Written problem:
Each entry below must be repeated exactly, with pictures left out.

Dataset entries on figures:
------------
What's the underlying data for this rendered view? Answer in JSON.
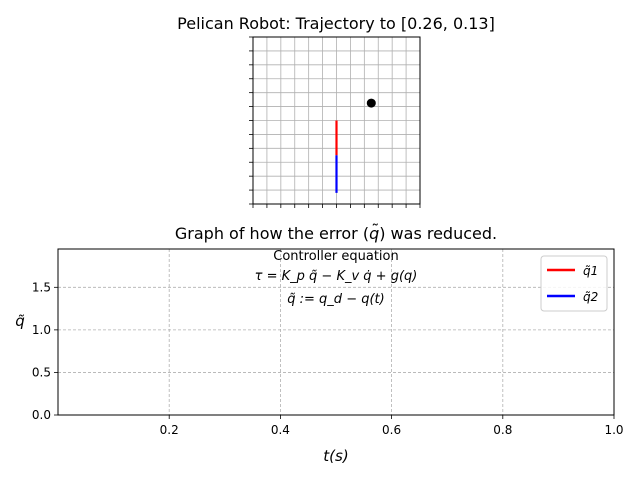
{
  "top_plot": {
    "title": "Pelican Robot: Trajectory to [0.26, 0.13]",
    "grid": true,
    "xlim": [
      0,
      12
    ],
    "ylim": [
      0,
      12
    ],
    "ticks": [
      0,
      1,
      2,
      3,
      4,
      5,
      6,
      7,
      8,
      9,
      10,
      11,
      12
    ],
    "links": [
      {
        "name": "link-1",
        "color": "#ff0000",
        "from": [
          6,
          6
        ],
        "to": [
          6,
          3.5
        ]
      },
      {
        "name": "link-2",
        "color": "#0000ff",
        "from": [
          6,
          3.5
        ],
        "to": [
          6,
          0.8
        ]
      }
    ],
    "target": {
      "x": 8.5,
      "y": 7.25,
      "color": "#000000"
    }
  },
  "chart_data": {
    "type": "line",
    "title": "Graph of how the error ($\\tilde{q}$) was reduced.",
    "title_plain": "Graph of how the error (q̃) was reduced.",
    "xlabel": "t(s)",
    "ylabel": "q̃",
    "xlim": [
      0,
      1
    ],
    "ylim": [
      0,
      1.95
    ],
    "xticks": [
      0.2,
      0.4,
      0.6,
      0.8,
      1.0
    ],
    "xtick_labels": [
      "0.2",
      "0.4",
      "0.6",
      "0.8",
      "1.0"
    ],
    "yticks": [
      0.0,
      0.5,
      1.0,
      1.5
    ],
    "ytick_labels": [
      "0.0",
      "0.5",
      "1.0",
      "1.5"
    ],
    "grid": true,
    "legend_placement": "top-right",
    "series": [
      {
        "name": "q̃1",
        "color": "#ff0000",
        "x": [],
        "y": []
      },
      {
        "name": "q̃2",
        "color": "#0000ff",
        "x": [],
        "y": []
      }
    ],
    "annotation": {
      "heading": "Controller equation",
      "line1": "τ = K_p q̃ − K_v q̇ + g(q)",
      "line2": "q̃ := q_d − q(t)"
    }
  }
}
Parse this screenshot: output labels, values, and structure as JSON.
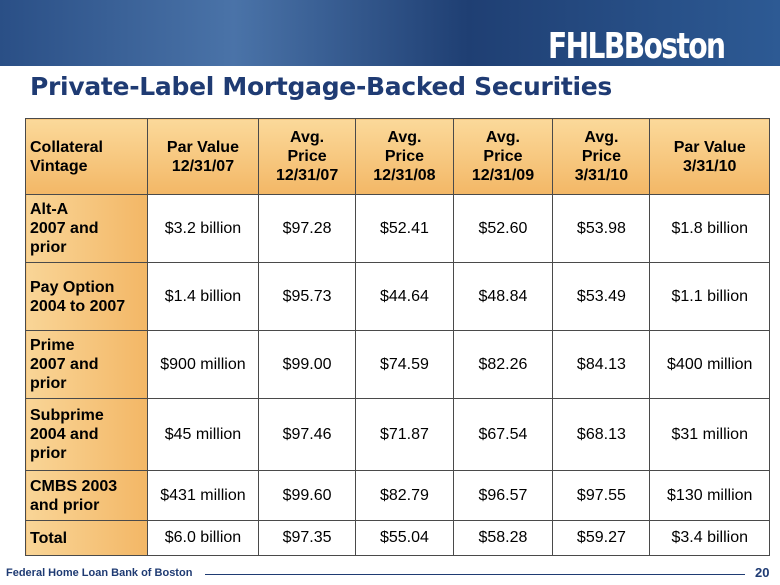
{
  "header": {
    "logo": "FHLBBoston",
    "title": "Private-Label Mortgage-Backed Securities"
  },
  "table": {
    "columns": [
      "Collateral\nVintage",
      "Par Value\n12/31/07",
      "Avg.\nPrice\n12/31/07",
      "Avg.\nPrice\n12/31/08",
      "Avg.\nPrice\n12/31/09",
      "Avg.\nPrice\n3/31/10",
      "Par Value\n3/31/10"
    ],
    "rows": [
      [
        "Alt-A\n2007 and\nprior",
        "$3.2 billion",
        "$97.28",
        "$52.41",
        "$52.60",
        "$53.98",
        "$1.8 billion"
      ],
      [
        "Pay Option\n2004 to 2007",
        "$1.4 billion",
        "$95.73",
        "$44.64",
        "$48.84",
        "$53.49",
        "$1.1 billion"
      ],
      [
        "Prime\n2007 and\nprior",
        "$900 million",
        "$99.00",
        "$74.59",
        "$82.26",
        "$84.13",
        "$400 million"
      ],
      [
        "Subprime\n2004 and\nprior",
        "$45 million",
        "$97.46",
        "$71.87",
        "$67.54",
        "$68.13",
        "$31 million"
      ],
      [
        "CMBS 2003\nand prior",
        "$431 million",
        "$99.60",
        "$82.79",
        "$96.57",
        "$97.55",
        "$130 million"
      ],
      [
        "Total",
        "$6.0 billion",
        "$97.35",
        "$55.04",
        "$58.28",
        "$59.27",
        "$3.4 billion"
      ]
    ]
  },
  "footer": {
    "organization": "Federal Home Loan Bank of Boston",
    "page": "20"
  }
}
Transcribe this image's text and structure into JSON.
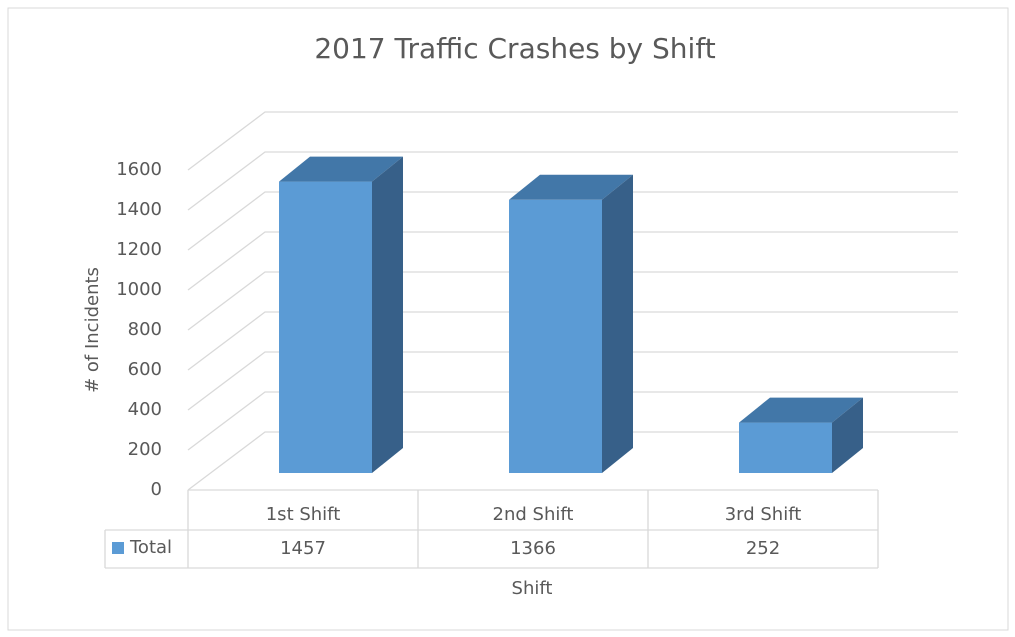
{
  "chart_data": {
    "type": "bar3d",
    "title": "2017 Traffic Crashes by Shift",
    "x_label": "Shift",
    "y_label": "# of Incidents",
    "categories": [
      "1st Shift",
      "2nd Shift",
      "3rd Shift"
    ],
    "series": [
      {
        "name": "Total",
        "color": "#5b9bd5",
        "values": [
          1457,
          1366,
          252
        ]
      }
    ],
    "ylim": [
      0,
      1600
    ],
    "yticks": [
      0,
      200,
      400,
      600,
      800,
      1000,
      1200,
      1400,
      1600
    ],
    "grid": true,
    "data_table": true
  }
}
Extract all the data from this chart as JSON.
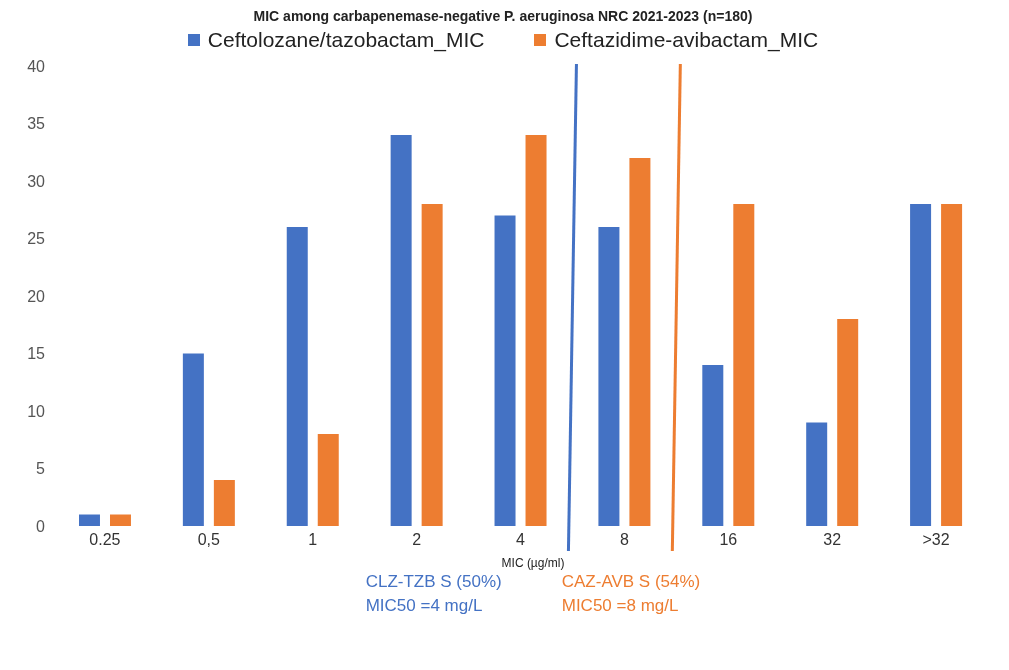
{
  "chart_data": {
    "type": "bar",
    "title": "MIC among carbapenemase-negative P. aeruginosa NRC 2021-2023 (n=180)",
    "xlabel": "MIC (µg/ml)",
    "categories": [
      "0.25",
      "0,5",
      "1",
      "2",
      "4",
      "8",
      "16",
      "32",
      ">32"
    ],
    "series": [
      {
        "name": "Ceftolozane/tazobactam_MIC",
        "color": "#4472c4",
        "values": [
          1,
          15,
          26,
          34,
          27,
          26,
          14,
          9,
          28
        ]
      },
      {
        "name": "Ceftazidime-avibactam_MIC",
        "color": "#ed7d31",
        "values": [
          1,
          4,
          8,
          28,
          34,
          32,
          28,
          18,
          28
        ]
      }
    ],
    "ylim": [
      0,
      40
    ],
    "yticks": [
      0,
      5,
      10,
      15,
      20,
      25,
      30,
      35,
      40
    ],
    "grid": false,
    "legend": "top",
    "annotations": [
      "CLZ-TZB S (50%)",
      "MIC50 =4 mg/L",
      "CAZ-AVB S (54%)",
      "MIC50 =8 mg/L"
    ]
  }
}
------------
Solution below:
What's the underlying data for this rendered view? Answer in JSON.
{
  "top_plot": {
    "title": "Pelican Robot: Trajectory to [0.26, 0.13]",
    "grid": true,
    "xlim": [
      0,
      12
    ],
    "ylim": [
      0,
      12
    ],
    "ticks": [
      0,
      1,
      2,
      3,
      4,
      5,
      6,
      7,
      8,
      9,
      10,
      11,
      12
    ],
    "links": [
      {
        "name": "link-1",
        "color": "#ff0000",
        "from": [
          6,
          6
        ],
        "to": [
          6,
          3.5
        ]
      },
      {
        "name": "link-2",
        "color": "#0000ff",
        "from": [
          6,
          3.5
        ],
        "to": [
          6,
          0.8
        ]
      }
    ],
    "target": {
      "x": 8.5,
      "y": 7.25,
      "color": "#000000"
    }
  },
  "chart_data": {
    "type": "line",
    "title": "Graph of how the error ($\\tilde{q}$) was reduced.",
    "title_plain": "Graph of how the error (q̃) was reduced.",
    "xlabel": "t(s)",
    "ylabel": "q̃",
    "xlim": [
      0,
      1
    ],
    "ylim": [
      0,
      1.95
    ],
    "xticks": [
      0.2,
      0.4,
      0.6,
      0.8,
      1.0
    ],
    "xtick_labels": [
      "0.2",
      "0.4",
      "0.6",
      "0.8",
      "1.0"
    ],
    "yticks": [
      0.0,
      0.5,
      1.0,
      1.5
    ],
    "ytick_labels": [
      "0.0",
      "0.5",
      "1.0",
      "1.5"
    ],
    "grid": true,
    "legend_placement": "top-right",
    "series": [
      {
        "name": "q̃1",
        "color": "#ff0000",
        "x": [],
        "y": []
      },
      {
        "name": "q̃2",
        "color": "#0000ff",
        "x": [],
        "y": []
      }
    ],
    "annotation": {
      "heading": "Controller equation",
      "line1": "τ = K_p q̃ − K_v q̇ + g(q)",
      "line2": "q̃ := q_d − q(t)"
    }
  }
}
Parse this screenshot: output labels, values, and structure as JSON.
{
  "header": {
    "logo": "FHLBBoston",
    "title": "Private-Label Mortgage-Backed Securities"
  },
  "table": {
    "columns": [
      "Collateral\nVintage",
      "Par Value\n12/31/07",
      "Avg.\nPrice\n12/31/07",
      "Avg.\nPrice\n12/31/08",
      "Avg.\nPrice\n12/31/09",
      "Avg.\nPrice\n3/31/10",
      "Par Value\n3/31/10"
    ],
    "rows": [
      [
        "Alt-A\n2007 and\nprior",
        "$3.2 billion",
        "$97.28",
        "$52.41",
        "$52.60",
        "$53.98",
        "$1.8 billion"
      ],
      [
        "Pay Option\n2004 to 2007",
        "$1.4 billion",
        "$95.73",
        "$44.64",
        "$48.84",
        "$53.49",
        "$1.1 billion"
      ],
      [
        "Prime\n2007 and\nprior",
        "$900 million",
        "$99.00",
        "$74.59",
        "$82.26",
        "$84.13",
        "$400 million"
      ],
      [
        "Subprime\n2004 and\nprior",
        "$45 million",
        "$97.46",
        "$71.87",
        "$67.54",
        "$68.13",
        "$31 million"
      ],
      [
        "CMBS 2003\nand prior",
        "$431 million",
        "$99.60",
        "$82.79",
        "$96.57",
        "$97.55",
        "$130 million"
      ],
      [
        "Total",
        "$6.0 billion",
        "$97.35",
        "$55.04",
        "$58.28",
        "$59.27",
        "$3.4 billion"
      ]
    ]
  },
  "footer": {
    "organization": "Federal Home Loan Bank of Boston",
    "page": "20"
  }
}
Transcribe this image's text and structure into JSON.
{
  "chart_data": {
    "type": "bar3d",
    "title": "2017 Traffic Crashes by Shift",
    "x_label": "Shift",
    "y_label": "# of Incidents",
    "categories": [
      "1st Shift",
      "2nd Shift",
      "3rd Shift"
    ],
    "series": [
      {
        "name": "Total",
        "color": "#5b9bd5",
        "values": [
          1457,
          1366,
          252
        ]
      }
    ],
    "ylim": [
      0,
      1600
    ],
    "yticks": [
      0,
      200,
      400,
      600,
      800,
      1000,
      1200,
      1400,
      1600
    ],
    "grid": true,
    "data_table": true
  }
}
Extract all the data from this chart as JSON.
{
  "chart_data": {
    "type": "bar",
    "title": "MIC among carbapenemase-negative P. aeruginosa NRC 2021-2023 (n=180)",
    "xlabel": "MIC (µg/ml)",
    "categories": [
      "0.25",
      "0,5",
      "1",
      "2",
      "4",
      "8",
      "16",
      "32",
      ">32"
    ],
    "series": [
      {
        "name": "Ceftolozane/tazobactam_MIC",
        "color": "#4472c4",
        "values": [
          1,
          15,
          26,
          34,
          27,
          26,
          14,
          9,
          28
        ]
      },
      {
        "name": "Ceftazidime-avibactam_MIC",
        "color": "#ed7d31",
        "values": [
          1,
          4,
          8,
          28,
          34,
          32,
          28,
          18,
          28
        ]
      }
    ],
    "ylim": [
      0,
      40
    ],
    "yticks": [
      0,
      5,
      10,
      15,
      20,
      25,
      30,
      35,
      40
    ],
    "grid": false,
    "legend": "top",
    "annotations": [
      "CLZ-TZB S (50%)",
      "MIC50 =4 mg/L",
      "CAZ-AVB S (54%)",
      "MIC50 =8 mg/L"
    ]
  }
}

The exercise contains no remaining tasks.